Scan the material below for lines with the word "DESKTOP" and report how many there are, with nothing added.
-- BEGIN --
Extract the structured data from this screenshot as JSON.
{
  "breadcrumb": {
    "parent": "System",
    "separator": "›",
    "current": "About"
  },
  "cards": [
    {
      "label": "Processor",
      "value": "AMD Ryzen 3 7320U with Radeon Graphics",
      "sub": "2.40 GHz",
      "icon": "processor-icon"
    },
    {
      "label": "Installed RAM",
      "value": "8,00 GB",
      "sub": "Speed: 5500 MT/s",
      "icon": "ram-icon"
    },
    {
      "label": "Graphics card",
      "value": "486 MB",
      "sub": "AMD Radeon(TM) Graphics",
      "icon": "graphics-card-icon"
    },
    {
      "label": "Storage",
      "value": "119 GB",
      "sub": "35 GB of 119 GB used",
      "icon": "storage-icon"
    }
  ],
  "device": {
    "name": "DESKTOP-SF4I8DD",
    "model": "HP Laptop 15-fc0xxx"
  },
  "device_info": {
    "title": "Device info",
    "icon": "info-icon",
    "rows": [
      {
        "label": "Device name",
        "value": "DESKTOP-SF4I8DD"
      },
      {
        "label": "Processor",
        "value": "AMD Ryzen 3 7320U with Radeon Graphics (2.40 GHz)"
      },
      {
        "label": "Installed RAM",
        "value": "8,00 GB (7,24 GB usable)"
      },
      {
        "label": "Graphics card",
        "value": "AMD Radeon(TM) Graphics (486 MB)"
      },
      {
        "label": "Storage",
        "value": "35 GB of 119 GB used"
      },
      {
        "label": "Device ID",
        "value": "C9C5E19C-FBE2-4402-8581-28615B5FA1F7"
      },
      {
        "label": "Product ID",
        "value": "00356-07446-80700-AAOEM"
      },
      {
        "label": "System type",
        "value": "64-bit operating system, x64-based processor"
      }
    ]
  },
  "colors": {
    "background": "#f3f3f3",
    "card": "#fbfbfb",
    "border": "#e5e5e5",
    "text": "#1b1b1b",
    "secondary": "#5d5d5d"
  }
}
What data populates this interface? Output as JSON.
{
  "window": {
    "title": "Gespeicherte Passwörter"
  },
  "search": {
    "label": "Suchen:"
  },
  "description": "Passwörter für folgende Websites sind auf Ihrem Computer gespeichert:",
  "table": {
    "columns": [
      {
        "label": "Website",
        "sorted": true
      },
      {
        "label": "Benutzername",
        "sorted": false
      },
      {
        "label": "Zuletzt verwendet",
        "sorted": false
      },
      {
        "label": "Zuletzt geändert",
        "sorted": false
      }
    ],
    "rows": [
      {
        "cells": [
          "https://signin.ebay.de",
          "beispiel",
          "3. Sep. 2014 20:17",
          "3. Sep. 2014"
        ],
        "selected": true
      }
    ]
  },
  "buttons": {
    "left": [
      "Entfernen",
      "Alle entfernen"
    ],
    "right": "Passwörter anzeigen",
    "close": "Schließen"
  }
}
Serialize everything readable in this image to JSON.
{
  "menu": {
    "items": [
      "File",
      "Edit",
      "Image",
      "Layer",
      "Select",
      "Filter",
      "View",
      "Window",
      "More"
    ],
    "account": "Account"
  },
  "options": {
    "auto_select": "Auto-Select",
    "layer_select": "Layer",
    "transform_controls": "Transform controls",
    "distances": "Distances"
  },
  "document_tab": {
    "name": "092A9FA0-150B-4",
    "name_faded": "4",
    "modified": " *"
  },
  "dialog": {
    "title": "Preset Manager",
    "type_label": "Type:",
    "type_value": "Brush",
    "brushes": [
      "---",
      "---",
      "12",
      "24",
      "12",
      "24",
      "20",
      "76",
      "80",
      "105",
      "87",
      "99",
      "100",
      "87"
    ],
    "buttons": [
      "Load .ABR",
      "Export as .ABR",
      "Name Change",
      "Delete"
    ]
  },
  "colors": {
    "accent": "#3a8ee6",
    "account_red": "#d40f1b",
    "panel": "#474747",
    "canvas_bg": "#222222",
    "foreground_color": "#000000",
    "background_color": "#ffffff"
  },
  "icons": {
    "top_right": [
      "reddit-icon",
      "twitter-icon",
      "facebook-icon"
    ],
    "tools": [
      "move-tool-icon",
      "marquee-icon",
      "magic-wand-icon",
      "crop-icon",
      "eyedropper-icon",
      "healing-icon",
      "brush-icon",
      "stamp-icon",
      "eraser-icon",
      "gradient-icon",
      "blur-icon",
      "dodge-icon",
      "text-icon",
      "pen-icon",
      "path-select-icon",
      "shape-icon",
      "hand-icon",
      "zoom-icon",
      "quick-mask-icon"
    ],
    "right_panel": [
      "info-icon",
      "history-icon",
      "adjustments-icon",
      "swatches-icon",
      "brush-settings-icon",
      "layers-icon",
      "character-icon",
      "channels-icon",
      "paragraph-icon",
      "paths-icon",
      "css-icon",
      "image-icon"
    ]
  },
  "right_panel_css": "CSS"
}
-- END --
- **Output of the task**: 2